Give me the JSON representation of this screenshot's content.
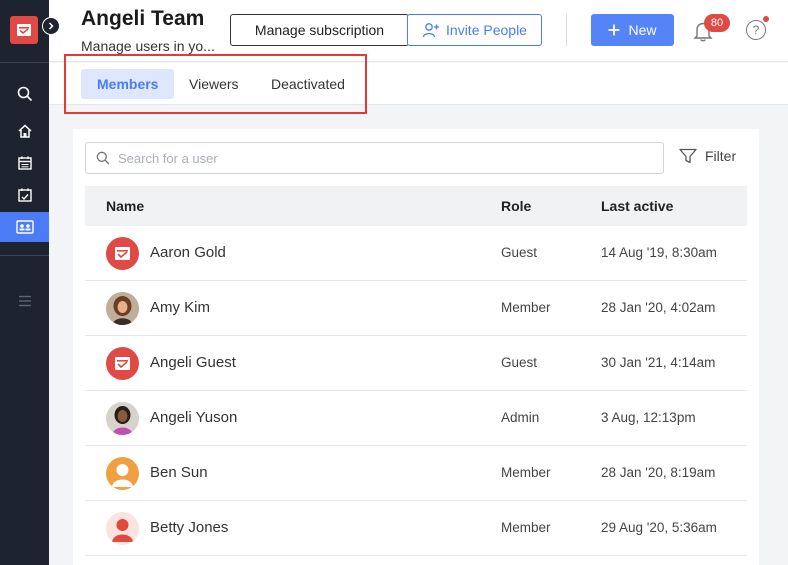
{
  "header": {
    "title": "Angeli Team",
    "subtitle": "Manage users in yo...",
    "manage_label": "Manage subscription",
    "invite_label": "Invite People",
    "new_label": "New",
    "notification_count": "80",
    "help_label": "?"
  },
  "tabs": [
    {
      "label": "Members",
      "active": true
    },
    {
      "label": "Viewers",
      "active": false
    },
    {
      "label": "Deactivated",
      "active": false
    }
  ],
  "search": {
    "placeholder": "Search for a user",
    "value": ""
  },
  "filter_label": "Filter",
  "table": {
    "columns": [
      "Name",
      "Role",
      "Last active"
    ],
    "rows": [
      {
        "name": "Aaron Gold",
        "role": "Guest",
        "last_active": "14 Aug '19, 8:30am",
        "avatar": "app-logo"
      },
      {
        "name": "Amy Kim",
        "role": "Member",
        "last_active": "28 Jan '20, 4:02am",
        "avatar": "photo"
      },
      {
        "name": "Angeli Guest",
        "role": "Guest",
        "last_active": "30 Jan '21, 4:14am",
        "avatar": "app-logo"
      },
      {
        "name": "Angeli Yuson",
        "role": "Admin",
        "last_active": "3 Aug, 12:13pm",
        "avatar": "photo"
      },
      {
        "name": "Ben Sun",
        "role": "Member",
        "last_active": "28 Jan '20, 8:19am",
        "avatar": "person-orange"
      },
      {
        "name": "Betty Jones",
        "role": "Member",
        "last_active": "29 Aug '20, 5:36am",
        "avatar": "person-red"
      }
    ]
  },
  "colors": {
    "accent": "#4b7bf5",
    "brand_red": "#e04a45",
    "sidebar_bg": "#1d2430"
  }
}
────────────────────────────────────────
> **Task instructions**
Scan the lines for the string "Angeli". Pick out every line that has it.

> **Task answer**
    "title": "Angeli Team",
        "name": "Angeli Guest",
        "name": "Angeli Yuson",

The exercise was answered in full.